:: Records for processing ::
begin

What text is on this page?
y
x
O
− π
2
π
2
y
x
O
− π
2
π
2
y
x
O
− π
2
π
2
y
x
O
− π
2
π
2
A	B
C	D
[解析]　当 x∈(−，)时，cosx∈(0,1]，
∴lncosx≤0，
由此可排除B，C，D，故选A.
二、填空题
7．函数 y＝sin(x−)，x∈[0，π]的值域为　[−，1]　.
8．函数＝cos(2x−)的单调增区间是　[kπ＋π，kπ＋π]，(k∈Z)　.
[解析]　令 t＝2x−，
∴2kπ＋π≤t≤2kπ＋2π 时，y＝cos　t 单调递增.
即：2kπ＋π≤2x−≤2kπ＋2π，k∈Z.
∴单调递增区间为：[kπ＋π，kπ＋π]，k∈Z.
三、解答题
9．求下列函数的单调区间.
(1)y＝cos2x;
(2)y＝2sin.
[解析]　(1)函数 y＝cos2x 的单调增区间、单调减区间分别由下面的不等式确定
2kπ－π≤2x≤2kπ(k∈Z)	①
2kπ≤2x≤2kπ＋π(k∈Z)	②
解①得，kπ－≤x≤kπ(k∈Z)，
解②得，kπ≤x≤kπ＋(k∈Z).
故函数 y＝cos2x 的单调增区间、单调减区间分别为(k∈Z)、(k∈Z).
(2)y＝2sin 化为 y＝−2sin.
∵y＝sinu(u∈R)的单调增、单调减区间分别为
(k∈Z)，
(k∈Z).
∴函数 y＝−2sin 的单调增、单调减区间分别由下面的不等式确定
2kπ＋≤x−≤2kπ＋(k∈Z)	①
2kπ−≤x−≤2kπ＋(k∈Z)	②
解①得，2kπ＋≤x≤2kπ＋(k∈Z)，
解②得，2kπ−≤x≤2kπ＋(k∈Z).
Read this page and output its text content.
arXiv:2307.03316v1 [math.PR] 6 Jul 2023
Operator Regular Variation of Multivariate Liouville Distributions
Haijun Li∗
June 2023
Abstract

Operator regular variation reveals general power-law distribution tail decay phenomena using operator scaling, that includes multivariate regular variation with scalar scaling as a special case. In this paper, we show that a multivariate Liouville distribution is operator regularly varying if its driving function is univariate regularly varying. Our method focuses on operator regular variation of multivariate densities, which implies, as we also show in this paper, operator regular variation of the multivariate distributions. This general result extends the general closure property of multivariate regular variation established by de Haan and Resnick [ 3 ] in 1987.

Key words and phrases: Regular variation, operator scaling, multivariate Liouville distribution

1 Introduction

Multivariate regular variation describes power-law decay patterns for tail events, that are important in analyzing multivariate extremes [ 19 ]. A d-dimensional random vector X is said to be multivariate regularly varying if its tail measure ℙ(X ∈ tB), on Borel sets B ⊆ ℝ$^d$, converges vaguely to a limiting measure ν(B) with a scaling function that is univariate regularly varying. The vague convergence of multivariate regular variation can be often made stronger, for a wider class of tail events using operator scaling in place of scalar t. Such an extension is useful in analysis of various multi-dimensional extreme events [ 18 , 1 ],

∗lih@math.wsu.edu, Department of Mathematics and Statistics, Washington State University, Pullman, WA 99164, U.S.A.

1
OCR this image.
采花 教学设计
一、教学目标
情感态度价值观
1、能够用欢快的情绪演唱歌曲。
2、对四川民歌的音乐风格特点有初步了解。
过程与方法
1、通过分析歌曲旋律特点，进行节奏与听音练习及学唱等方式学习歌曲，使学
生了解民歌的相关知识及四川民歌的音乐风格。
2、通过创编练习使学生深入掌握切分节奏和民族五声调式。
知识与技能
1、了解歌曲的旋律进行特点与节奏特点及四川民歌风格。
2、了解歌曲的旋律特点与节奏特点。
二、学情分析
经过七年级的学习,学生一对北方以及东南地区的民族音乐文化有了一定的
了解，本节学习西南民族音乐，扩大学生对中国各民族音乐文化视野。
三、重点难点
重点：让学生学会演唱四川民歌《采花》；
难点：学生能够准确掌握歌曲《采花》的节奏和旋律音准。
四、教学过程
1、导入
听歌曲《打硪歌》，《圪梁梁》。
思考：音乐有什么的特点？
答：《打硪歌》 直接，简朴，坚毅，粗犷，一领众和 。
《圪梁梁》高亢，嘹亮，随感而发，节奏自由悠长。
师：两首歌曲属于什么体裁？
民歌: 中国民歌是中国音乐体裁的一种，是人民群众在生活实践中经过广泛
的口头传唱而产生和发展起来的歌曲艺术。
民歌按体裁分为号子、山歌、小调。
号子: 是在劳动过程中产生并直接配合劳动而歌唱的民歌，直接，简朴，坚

end

:: Challenge ::
In full and verbatim, repeat the records given above.

:: Reply ::
What text is on this page?
y
x
O
− π
2
π
2
y
x
O
− π
2
π
2
y
x
O
− π
2
π
2
y
x
O
− π
2
π
2
A	B
C	D
[解析]　当 x∈(−，)时，cosx∈(0,1]，
∴lncosx≤0，
由此可排除B，C，D，故选A.
二、填空题
7．函数 y＝sin(x−)，x∈[0，π]的值域为　[−，1]　.
8．函数＝cos(2x−)的单调增区间是　[kπ＋π，kπ＋π]，(k∈Z)　.
[解析]　令 t＝2x−，
∴2kπ＋π≤t≤2kπ＋2π 时，y＝cos　t 单调递增.
即：2kπ＋π≤2x−≤2kπ＋2π，k∈Z.
∴单调递增区间为：[kπ＋π，kπ＋π]，k∈Z.
三、解答题
9．求下列函数的单调区间.
(1)y＝cos2x;
(2)y＝2sin.
[解析]　(1)函数 y＝cos2x 的单调增区间、单调减区间分别由下面的不等式确定
2kπ－π≤2x≤2kπ(k∈Z)	①
2kπ≤2x≤2kπ＋π(k∈Z)	②
解①得，kπ－≤x≤kπ(k∈Z)，
解②得，kπ≤x≤kπ＋(k∈Z).
故函数 y＝cos2x 的单调增区间、单调减区间分别为(k∈Z)、(k∈Z).
(2)y＝2sin 化为 y＝−2sin.
∵y＝sinu(u∈R)的单调增、单调减区间分别为
(k∈Z)，
(k∈Z).
∴函数 y＝−2sin 的单调增、单调减区间分别由下面的不等式确定
2kπ＋≤x−≤2kπ＋(k∈Z)	①
2kπ−≤x−≤2kπ＋(k∈Z)	②
解①得，2kπ＋≤x≤2kπ＋(k∈Z)，
解②得，2kπ−≤x≤2kπ＋(k∈Z).
Read this page and output its text content.
arXiv:2307.03316v1 [math.PR] 6 Jul 2023
Operator Regular Variation of Multivariate Liouville Distributions
Haijun Li∗
June 2023
Abstract

Operator regular variation reveals general power-law distribution tail decay phenomena using operator scaling, that includes multivariate regular variation with scalar scaling as a special case. In this paper, we show that a multivariate Liouville distribution is operator regularly varying if its driving function is univariate regularly varying. Our method focuses on operator regular variation of multivariate densities, which implies, as we also show in this paper, operator regular variation of the multivariate distributions. This general result extends the general closure property of multivariate regular variation established by de Haan and Resnick [ 3 ] in 1987.

Key words and phrases: Regular variation, operator scaling, multivariate Liouville distribution

1 Introduction

Multivariate regular variation describes power-law decay patterns for tail events, that are important in analyzing multivariate extremes [ 19 ]. A d-dimensional random vector X is said to be multivariate regularly varying if its tail measure ℙ(X ∈ tB), on Borel sets B ⊆ ℝ$^d$, converges vaguely to a limiting measure ν(B) with a scaling function that is univariate regularly varying. The vague convergence of multivariate regular variation can be often made stronger, for a wider class of tail events using operator scaling in place of scalar t. Such an extension is useful in analysis of various multi-dimensional extreme events [ 18 , 1 ],

∗lih@math.wsu.edu, Department of Mathematics and Statistics, Washington State University, Pullman, WA 99164, U.S.A.

1
OCR this image.
采花 教学设计
一、教学目标
情感态度价值观
1、能够用欢快的情绪演唱歌曲。
2、对四川民歌的音乐风格特点有初步了解。
过程与方法
1、通过分析歌曲旋律特点，进行节奏与听音练习及学唱等方式学习歌曲，使学
生了解民歌的相关知识及四川民歌的音乐风格。
2、通过创编练习使学生深入掌握切分节奏和民族五声调式。
知识与技能
1、了解歌曲的旋律进行特点与节奏特点及四川民歌风格。
2、了解歌曲的旋律特点与节奏特点。
二、学情分析
经过七年级的学习,学生一对北方以及东南地区的民族音乐文化有了一定的
了解，本节学习西南民族音乐，扩大学生对中国各民族音乐文化视野。
三、重点难点
重点：让学生学会演唱四川民歌《采花》；
难点：学生能够准确掌握歌曲《采花》的节奏和旋律音准。
四、教学过程
1、导入
听歌曲《打硪歌》，《圪梁梁》。
思考：音乐有什么的特点？
答：《打硪歌》 直接，简朴，坚毅，粗犷，一领众和 。
《圪梁梁》高亢，嘹亮，随感而发，节奏自由悠长。
师：两首歌曲属于什么体裁？
民歌: 中国民歌是中国音乐体裁的一种，是人民群众在生活实践中经过广泛
的口头传唱而产生和发展起来的歌曲艺术。
民歌按体裁分为号子、山歌、小调。
号子: 是在劳动过程中产生并直接配合劳动而歌唱的民歌，直接，简朴，坚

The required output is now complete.